Extract each of the rows below, reproducing every line without a single change.
┌─ DATASET EXCERPTS
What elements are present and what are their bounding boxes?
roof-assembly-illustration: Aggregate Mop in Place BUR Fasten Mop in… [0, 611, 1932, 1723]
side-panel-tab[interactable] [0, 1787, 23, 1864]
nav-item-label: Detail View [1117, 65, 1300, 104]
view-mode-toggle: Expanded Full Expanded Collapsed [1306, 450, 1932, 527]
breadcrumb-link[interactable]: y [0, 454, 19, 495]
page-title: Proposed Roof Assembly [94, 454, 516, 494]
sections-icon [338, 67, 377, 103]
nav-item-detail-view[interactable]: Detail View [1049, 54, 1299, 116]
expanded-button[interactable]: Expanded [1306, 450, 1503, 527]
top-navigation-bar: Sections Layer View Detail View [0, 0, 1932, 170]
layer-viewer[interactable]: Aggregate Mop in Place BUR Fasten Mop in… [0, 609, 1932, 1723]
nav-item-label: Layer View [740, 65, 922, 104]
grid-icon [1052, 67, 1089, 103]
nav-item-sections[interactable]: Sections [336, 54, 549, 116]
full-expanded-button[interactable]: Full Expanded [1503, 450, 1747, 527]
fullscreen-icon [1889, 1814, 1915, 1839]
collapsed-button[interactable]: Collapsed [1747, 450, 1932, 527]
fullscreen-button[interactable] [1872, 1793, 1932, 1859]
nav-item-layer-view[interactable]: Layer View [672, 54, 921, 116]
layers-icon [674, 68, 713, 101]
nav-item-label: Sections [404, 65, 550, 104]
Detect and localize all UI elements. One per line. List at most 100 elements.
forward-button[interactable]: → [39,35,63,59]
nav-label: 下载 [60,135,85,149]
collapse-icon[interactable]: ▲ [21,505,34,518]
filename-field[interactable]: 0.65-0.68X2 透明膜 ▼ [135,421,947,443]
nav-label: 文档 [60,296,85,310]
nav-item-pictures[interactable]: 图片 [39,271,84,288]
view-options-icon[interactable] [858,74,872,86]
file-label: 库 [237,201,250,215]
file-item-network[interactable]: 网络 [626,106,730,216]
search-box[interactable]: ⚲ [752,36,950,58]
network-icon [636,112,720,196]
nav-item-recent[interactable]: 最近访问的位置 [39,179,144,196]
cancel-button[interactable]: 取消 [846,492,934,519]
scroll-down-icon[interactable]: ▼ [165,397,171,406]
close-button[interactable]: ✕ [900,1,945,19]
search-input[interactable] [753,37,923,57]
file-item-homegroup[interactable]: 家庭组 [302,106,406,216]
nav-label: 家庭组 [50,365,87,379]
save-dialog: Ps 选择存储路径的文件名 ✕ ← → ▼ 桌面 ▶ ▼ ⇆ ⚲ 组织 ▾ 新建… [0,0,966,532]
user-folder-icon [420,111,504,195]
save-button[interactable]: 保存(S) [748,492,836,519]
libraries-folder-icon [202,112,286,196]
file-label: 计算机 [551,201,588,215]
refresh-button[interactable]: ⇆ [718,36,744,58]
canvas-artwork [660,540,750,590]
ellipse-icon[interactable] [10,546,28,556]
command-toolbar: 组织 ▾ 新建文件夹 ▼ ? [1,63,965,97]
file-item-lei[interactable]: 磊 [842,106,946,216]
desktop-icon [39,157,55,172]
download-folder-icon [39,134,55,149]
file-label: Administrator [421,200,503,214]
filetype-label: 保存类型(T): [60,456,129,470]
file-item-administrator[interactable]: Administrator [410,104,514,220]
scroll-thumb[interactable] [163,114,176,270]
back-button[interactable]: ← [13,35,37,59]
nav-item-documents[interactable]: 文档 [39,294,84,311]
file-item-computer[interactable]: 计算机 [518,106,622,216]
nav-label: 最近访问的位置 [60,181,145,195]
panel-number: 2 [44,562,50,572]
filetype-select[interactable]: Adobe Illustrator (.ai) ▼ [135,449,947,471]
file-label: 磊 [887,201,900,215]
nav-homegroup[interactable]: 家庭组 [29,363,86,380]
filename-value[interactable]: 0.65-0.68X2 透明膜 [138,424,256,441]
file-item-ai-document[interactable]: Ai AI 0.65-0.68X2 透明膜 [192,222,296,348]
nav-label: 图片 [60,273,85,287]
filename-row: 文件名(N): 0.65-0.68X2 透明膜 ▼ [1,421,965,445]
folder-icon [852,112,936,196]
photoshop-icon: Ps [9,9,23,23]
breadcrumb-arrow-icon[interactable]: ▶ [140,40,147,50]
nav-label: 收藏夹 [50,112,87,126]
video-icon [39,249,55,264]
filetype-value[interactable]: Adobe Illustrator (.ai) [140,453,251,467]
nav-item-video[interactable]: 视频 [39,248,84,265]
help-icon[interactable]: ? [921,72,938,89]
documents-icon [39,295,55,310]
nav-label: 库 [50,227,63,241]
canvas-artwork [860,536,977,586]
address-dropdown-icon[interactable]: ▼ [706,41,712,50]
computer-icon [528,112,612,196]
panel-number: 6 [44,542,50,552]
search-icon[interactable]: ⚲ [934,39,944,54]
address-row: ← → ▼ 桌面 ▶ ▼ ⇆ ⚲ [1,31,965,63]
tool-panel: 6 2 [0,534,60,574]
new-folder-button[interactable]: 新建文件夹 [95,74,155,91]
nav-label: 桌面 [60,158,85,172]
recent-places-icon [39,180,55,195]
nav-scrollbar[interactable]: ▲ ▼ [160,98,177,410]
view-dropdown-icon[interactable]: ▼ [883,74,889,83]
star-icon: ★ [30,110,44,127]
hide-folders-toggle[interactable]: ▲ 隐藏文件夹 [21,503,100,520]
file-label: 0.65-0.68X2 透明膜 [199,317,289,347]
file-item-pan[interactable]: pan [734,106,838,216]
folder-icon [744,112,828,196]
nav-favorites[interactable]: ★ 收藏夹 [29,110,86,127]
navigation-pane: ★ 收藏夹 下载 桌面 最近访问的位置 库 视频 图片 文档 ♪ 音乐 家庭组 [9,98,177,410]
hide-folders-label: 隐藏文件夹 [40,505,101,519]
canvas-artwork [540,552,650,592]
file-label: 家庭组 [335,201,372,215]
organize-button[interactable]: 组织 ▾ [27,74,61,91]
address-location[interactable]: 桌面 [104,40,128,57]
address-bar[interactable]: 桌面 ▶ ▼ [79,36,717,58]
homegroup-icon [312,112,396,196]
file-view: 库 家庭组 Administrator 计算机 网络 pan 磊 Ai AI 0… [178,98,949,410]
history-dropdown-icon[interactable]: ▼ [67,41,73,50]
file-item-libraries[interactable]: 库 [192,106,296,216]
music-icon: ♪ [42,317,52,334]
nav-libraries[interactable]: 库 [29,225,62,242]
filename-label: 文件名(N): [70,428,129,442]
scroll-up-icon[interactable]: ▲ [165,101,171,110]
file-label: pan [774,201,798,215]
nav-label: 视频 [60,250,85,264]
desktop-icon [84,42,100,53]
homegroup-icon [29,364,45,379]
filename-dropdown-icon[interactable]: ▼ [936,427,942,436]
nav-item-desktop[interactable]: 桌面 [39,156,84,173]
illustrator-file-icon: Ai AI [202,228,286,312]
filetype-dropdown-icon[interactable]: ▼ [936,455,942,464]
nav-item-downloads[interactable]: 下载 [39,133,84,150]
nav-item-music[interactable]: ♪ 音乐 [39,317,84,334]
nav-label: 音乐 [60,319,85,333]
└─
**TASK RESPONSE**
What elements are present and what are their bounding boxes?
roof-assembly-illustration: Aggregate Mop in Place BUR Fasten Mop in… [0, 611, 1932, 1723]
side-panel-tab[interactable] [0, 1787, 23, 1864]
nav-item-label: Detail View [1117, 65, 1300, 104]
view-mode-toggle: Expanded Full Expanded Collapsed [1306, 450, 1932, 527]
breadcrumb-link[interactable]: y [0, 454, 19, 495]
page-title: Proposed Roof Assembly [94, 454, 516, 494]
sections-icon [338, 67, 377, 103]
nav-item-detail-view[interactable]: Detail View [1049, 54, 1299, 116]
expanded-button[interactable]: Expanded [1306, 450, 1503, 527]
top-navigation-bar: Sections Layer View Detail View [0, 0, 1932, 170]
layer-viewer[interactable]: Aggregate Mop in Place BUR Fasten Mop in… [0, 609, 1932, 1723]
nav-item-label: Layer View [740, 65, 922, 104]
grid-icon [1052, 67, 1089, 103]
nav-item-sections[interactable]: Sections [336, 54, 549, 116]
full-expanded-button[interactable]: Full Expanded [1503, 450, 1747, 527]
fullscreen-icon [1889, 1814, 1915, 1839]
collapsed-button[interactable]: Collapsed [1747, 450, 1932, 527]
fullscreen-button[interactable] [1872, 1793, 1932, 1859]
nav-item-layer-view[interactable]: Layer View [672, 54, 921, 116]
layers-icon [674, 68, 713, 101]
nav-item-label: Sections [404, 65, 550, 104]
Detect and localize all UI elements. One per line. List at most 100 elements.
forward-button[interactable]: → [39,35,63,59]
nav-label: 下载 [60,135,85,149]
collapse-icon[interactable]: ▲ [21,505,34,518]
filename-field[interactable]: 0.65-0.68X2 透明膜 ▼ [135,421,947,443]
nav-label: 文档 [60,296,85,310]
nav-item-pictures[interactable]: 图片 [39,271,84,288]
view-options-icon[interactable] [858,74,872,86]
file-label: 库 [237,201,250,215]
file-item-network[interactable]: 网络 [626,106,730,216]
search-box[interactable]: ⚲ [752,36,950,58]
network-icon [636,112,720,196]
nav-item-recent[interactable]: 最近访问的位置 [39,179,144,196]
cancel-button[interactable]: 取消 [846,492,934,519]
scroll-down-icon[interactable]: ▼ [165,397,171,406]
close-button[interactable]: ✕ [900,1,945,19]
search-input[interactable] [753,37,923,57]
file-item-homegroup[interactable]: 家庭组 [302,106,406,216]
nav-label: 家庭组 [50,365,87,379]
save-dialog: Ps 选择存储路径的文件名 ✕ ← → ▼ 桌面 ▶ ▼ ⇆ ⚲ 组织 ▾ 新建… [0,0,966,532]
user-folder-icon [420,111,504,195]
save-button[interactable]: 保存(S) [748,492,836,519]
libraries-folder-icon [202,112,286,196]
file-label: 计算机 [551,201,588,215]
refresh-button[interactable]: ⇆ [718,36,744,58]
canvas-artwork [660,540,750,590]
ellipse-icon[interactable] [10,546,28,556]
command-toolbar: 组织 ▾ 新建文件夹 ▼ ? [1,63,965,97]
file-item-lei[interactable]: 磊 [842,106,946,216]
desktop-icon [39,157,55,172]
download-folder-icon [39,134,55,149]
file-label: Administrator [421,200,503,214]
filetype-label: 保存类型(T): [60,456,129,470]
file-item-administrator[interactable]: Administrator [410,104,514,220]
scroll-thumb[interactable] [163,114,176,270]
back-button[interactable]: ← [13,35,37,59]
nav-item-documents[interactable]: 文档 [39,294,84,311]
file-item-computer[interactable]: 计算机 [518,106,622,216]
nav-label: 最近访问的位置 [60,181,145,195]
panel-number: 2 [44,562,50,572]
filetype-select[interactable]: Adobe Illustrator (.ai) ▼ [135,449,947,471]
file-label: 磊 [887,201,900,215]
nav-homegroup[interactable]: 家庭组 [29,363,86,380]
filename-value[interactable]: 0.65-0.68X2 透明膜 [138,424,256,441]
file-item-ai-document[interactable]: Ai AI 0.65-0.68X2 透明膜 [192,222,296,348]
nav-label: 图片 [60,273,85,287]
filename-row: 文件名(N): 0.65-0.68X2 透明膜 ▼ [1,421,965,445]
folder-icon [852,112,936,196]
photoshop-icon: Ps [9,9,23,23]
breadcrumb-arrow-icon[interactable]: ▶ [140,40,147,50]
nav-label: 收藏夹 [50,112,87,126]
video-icon [39,249,55,264]
filetype-value[interactable]: Adobe Illustrator (.ai) [140,453,251,467]
nav-item-video[interactable]: 视频 [39,248,84,265]
help-icon[interactable]: ? [921,72,938,89]
documents-icon [39,295,55,310]
nav-label: 库 [50,227,63,241]
canvas-artwork [860,536,977,586]
address-dropdown-icon[interactable]: ▼ [706,41,712,50]
computer-icon [528,112,612,196]
panel-number: 6 [44,542,50,552]
search-icon[interactable]: ⚲ [934,39,944,54]
address-row: ← → ▼ 桌面 ▶ ▼ ⇆ ⚲ [1,31,965,63]
tool-panel: 6 2 [0,534,60,574]
new-folder-button[interactable]: 新建文件夹 [95,74,155,91]
nav-label: 桌面 [60,158,85,172]
recent-places-icon [39,180,55,195]
nav-scrollbar[interactable]: ▲ ▼ [160,98,177,410]
view-dropdown-icon[interactable]: ▼ [883,74,889,83]
star-icon: ★ [30,110,44,127]
hide-folders-toggle[interactable]: ▲ 隐藏文件夹 [21,503,100,520]
file-label: 0.65-0.68X2 透明膜 [199,317,289,347]
file-item-pan[interactable]: pan [734,106,838,216]
folder-icon [744,112,828,196]
nav-favorites[interactable]: ★ 收藏夹 [29,110,86,127]
navigation-pane: ★ 收藏夹 下载 桌面 最近访问的位置 库 视频 图片 文档 ♪ 音乐 家庭组 [9,98,177,410]
hide-folders-label: 隐藏文件夹 [40,505,101,519]
canvas-artwork [540,552,650,592]
file-label: 家庭组 [335,201,372,215]
organize-button[interactable]: 组织 ▾ [27,74,61,91]
address-location[interactable]: 桌面 [104,40,128,57]
address-bar[interactable]: 桌面 ▶ ▼ [79,36,717,58]
homegroup-icon [312,112,396,196]
file-view: 库 家庭组 Administrator 计算机 网络 pan 磊 Ai AI 0… [178,98,949,410]
history-dropdown-icon[interactable]: ▼ [67,41,73,50]
file-item-libraries[interactable]: 库 [192,106,296,216]
music-icon: ♪ [42,317,52,334]
nav-libraries[interactable]: 库 [29,225,62,242]
filename-label: 文件名(N): [70,428,129,442]
scroll-up-icon[interactable]: ▲ [165,101,171,110]
file-label: pan [774,201,798,215]
nav-label: 视频 [60,250,85,264]
desktop-icon [84,42,100,53]
homegroup-icon [29,364,45,379]
filename-dropdown-icon[interactable]: ▼ [936,427,942,436]
nav-item-desktop[interactable]: 桌面 [39,156,84,173]
illustrator-file-icon: Ai AI [202,228,286,312]
filetype-dropdown-icon[interactable]: ▼ [936,455,942,464]
nav-item-downloads[interactable]: 下载 [39,133,84,150]
nav-item-music[interactable]: ♪ 音乐 [39,317,84,334]
nav-label: 音乐 [60,319,85,333]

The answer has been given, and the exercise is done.